__Items from a figure collection__.
#####

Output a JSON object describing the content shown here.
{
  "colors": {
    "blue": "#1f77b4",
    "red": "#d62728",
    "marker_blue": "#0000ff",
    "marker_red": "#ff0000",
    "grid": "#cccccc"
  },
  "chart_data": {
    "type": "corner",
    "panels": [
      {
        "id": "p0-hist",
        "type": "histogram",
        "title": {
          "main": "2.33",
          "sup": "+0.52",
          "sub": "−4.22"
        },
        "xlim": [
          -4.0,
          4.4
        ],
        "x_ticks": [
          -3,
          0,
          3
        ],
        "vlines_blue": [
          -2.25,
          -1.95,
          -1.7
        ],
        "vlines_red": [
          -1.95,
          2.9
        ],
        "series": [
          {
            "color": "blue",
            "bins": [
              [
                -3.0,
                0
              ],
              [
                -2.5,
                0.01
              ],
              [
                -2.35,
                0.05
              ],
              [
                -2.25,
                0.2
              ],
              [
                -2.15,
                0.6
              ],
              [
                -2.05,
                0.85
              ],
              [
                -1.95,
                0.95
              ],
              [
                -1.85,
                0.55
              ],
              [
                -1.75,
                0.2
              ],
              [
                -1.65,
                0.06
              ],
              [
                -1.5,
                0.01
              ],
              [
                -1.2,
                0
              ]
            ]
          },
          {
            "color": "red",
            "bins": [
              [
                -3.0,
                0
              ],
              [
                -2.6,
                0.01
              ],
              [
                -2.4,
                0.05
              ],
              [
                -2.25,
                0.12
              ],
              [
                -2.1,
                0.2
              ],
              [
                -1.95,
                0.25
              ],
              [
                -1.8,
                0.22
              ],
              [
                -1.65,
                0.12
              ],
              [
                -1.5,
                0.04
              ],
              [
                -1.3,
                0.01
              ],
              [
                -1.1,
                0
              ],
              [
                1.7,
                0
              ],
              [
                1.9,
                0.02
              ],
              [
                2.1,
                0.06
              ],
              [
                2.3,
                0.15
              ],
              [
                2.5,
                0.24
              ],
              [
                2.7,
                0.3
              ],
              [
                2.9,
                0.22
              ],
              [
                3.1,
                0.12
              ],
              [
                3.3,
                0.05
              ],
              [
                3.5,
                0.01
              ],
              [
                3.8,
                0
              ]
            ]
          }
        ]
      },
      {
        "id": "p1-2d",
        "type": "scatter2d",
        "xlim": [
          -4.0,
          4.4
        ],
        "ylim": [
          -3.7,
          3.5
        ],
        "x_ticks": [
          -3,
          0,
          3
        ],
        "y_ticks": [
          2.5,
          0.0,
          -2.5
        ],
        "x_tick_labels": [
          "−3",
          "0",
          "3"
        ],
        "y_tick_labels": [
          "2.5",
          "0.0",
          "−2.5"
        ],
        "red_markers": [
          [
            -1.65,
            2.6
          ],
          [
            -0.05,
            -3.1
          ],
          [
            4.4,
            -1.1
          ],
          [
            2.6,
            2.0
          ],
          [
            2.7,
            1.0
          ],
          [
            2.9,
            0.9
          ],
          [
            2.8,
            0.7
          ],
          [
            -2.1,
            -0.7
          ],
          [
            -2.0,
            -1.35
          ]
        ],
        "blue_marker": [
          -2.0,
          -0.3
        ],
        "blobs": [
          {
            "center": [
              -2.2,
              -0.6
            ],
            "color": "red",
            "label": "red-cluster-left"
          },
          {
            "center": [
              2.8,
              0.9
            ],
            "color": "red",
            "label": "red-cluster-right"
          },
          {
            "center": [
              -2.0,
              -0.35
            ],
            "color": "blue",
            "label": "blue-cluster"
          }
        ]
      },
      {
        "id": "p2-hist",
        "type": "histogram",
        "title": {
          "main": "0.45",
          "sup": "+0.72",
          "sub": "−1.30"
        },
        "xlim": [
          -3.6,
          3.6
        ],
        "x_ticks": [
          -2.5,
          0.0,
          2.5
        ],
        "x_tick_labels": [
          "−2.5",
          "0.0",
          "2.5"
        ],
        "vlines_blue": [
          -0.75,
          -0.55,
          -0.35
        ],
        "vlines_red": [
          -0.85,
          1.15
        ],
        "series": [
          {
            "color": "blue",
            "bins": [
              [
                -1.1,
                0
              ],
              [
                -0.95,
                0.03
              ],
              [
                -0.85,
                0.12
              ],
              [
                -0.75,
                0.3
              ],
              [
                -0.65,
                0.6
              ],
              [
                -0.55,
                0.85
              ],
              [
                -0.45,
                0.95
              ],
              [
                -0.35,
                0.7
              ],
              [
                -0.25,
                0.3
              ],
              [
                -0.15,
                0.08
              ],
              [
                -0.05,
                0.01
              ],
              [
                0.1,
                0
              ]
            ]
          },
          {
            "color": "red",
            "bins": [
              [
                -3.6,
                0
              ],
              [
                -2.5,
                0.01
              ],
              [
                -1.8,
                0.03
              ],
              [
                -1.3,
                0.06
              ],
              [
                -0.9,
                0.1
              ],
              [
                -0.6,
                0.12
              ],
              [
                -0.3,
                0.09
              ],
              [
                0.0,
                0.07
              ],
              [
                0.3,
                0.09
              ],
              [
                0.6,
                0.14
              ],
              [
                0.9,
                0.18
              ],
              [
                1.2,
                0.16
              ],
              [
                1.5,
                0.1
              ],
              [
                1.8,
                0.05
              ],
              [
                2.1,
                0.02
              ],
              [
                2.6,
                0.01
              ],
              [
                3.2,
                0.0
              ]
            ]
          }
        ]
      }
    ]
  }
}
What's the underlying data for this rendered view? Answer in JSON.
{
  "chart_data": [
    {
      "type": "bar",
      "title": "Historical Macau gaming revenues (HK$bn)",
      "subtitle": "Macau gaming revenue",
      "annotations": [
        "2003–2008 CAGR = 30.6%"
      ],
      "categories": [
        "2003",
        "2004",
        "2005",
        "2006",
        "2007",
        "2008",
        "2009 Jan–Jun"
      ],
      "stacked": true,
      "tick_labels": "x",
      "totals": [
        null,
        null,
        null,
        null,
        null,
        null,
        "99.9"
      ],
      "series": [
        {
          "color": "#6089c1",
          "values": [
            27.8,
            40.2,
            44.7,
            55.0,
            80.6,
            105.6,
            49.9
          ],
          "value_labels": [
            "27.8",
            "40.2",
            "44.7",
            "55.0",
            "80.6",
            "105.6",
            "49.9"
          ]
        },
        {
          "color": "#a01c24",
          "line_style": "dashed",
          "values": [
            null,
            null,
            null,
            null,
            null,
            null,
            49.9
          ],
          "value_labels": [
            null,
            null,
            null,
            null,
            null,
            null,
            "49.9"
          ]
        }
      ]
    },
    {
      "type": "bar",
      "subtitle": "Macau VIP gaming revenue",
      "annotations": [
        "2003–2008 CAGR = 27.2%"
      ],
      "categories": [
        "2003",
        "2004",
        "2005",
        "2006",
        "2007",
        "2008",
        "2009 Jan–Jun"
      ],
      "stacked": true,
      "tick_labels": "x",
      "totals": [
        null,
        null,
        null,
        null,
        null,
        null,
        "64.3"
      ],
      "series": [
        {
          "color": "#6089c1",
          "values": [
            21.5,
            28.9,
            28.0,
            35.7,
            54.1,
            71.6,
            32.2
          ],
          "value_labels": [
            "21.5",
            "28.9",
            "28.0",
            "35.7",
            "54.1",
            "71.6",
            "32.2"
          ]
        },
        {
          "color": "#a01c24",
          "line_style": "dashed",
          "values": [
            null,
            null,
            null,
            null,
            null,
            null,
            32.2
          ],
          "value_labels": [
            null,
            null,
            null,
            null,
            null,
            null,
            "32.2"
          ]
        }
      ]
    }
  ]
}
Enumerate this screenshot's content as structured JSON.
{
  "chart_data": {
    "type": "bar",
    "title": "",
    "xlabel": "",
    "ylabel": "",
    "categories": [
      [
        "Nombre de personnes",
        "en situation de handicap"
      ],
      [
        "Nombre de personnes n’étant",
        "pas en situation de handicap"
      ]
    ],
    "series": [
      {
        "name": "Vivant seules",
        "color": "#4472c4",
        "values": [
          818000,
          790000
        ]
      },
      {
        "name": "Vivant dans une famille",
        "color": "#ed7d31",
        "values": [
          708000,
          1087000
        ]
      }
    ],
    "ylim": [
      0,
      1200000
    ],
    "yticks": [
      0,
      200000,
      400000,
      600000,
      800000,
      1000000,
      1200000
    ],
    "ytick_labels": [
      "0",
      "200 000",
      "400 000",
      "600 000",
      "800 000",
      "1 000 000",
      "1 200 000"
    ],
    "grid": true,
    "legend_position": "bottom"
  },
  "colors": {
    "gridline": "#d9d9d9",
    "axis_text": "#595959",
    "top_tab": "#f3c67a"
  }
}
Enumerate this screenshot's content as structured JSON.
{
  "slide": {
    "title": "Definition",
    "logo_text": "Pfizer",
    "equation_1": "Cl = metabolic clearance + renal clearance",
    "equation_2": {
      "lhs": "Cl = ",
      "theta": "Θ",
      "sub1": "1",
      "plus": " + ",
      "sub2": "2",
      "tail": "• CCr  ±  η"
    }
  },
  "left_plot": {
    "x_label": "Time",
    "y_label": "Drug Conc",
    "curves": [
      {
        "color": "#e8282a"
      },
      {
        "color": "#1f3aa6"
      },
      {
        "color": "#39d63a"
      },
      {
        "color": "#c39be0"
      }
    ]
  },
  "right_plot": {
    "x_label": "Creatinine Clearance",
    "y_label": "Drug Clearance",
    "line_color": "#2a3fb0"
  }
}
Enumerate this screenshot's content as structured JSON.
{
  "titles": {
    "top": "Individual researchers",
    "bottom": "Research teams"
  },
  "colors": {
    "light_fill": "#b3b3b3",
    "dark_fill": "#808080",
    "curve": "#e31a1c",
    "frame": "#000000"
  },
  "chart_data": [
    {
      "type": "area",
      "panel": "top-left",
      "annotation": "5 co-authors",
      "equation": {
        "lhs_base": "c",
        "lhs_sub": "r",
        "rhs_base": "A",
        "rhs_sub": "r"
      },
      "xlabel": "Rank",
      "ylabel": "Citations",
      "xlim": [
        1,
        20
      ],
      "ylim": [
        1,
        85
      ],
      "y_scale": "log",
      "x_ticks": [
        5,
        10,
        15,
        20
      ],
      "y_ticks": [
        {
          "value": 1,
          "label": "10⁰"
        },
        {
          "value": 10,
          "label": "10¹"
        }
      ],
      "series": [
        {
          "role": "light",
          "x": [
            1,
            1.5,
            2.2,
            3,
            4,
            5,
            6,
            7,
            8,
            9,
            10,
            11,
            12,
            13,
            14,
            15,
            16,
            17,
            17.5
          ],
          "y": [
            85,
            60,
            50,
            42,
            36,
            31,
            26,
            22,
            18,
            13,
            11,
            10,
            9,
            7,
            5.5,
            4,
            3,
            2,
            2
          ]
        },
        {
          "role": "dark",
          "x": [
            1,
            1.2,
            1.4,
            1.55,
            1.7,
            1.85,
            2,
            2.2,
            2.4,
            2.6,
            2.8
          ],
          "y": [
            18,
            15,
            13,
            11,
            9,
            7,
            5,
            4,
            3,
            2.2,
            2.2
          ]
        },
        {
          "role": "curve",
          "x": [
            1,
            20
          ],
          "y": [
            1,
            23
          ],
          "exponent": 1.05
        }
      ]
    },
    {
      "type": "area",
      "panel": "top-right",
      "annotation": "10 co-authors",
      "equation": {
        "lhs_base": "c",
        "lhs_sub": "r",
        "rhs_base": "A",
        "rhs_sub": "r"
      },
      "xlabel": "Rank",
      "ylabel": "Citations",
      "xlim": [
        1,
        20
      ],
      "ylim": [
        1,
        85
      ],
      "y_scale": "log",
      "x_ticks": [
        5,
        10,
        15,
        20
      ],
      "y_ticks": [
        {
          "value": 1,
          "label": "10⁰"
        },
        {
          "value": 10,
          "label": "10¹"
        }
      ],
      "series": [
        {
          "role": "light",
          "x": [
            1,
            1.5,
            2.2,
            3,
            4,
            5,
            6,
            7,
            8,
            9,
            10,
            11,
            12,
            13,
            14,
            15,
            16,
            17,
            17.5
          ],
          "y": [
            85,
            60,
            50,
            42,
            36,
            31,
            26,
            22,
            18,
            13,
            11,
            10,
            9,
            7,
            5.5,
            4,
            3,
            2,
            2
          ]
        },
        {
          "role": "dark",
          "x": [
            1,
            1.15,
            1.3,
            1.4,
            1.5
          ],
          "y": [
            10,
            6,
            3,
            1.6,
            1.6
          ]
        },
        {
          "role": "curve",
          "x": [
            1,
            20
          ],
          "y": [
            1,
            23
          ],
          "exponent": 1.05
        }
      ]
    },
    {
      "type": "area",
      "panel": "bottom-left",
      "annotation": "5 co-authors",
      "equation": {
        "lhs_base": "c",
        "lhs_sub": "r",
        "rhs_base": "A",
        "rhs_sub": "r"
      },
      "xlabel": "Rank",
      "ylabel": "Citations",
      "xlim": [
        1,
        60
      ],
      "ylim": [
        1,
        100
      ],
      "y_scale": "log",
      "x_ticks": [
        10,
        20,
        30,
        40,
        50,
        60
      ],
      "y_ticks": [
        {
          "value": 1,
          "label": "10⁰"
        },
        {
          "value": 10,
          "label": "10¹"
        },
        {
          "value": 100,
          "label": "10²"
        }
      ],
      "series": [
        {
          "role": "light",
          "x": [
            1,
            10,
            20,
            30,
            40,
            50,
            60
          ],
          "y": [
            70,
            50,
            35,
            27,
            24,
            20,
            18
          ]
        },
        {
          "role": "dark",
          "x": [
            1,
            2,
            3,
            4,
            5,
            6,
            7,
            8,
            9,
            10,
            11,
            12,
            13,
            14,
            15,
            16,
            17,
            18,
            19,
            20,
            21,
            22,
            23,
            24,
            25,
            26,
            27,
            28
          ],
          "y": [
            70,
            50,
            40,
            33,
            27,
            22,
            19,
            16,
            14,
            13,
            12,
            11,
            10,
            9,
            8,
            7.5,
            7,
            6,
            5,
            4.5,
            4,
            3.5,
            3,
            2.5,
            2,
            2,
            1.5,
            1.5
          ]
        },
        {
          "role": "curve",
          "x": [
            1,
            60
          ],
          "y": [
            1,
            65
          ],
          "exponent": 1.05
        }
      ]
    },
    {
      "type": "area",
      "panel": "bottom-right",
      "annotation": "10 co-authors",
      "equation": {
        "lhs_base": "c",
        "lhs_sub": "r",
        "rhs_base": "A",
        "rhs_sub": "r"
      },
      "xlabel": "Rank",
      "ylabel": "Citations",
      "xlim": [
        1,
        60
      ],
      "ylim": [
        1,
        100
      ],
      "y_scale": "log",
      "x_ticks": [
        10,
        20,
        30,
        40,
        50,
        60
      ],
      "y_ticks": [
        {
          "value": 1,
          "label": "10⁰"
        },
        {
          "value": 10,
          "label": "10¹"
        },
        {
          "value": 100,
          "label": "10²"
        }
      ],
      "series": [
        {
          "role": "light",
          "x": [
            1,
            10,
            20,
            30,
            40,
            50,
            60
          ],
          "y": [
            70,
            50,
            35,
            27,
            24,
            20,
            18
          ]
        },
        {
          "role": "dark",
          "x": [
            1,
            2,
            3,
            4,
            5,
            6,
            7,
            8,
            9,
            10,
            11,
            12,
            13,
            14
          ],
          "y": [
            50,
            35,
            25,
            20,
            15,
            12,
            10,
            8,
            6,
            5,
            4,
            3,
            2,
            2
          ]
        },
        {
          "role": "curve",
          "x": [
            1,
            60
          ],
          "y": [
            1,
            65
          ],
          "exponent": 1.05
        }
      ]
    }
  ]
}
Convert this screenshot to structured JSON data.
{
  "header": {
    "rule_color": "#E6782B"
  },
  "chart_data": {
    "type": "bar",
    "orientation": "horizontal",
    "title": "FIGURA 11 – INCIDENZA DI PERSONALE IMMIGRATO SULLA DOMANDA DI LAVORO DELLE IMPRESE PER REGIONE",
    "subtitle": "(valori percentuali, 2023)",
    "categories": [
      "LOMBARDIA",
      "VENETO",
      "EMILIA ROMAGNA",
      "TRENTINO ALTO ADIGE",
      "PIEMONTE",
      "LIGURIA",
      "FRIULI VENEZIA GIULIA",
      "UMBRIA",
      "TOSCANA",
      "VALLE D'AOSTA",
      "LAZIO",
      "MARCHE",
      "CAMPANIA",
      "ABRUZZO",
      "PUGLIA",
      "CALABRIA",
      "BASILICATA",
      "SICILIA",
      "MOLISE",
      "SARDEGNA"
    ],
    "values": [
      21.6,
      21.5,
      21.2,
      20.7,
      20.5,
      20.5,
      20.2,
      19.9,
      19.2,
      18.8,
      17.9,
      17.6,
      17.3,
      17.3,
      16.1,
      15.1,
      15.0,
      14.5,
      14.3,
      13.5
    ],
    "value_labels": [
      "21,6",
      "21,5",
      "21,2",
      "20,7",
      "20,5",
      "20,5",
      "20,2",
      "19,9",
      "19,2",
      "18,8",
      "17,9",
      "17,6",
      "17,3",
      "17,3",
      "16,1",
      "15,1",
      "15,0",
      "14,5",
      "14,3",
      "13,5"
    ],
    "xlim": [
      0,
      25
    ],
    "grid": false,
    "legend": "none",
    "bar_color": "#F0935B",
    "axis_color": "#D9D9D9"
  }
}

#####

__Do this__. Gather each line in the entries above where the string "Vivant" is found.

__The result__.
        "name": "Vivant seules",
        "name": "Vivant dans une famille",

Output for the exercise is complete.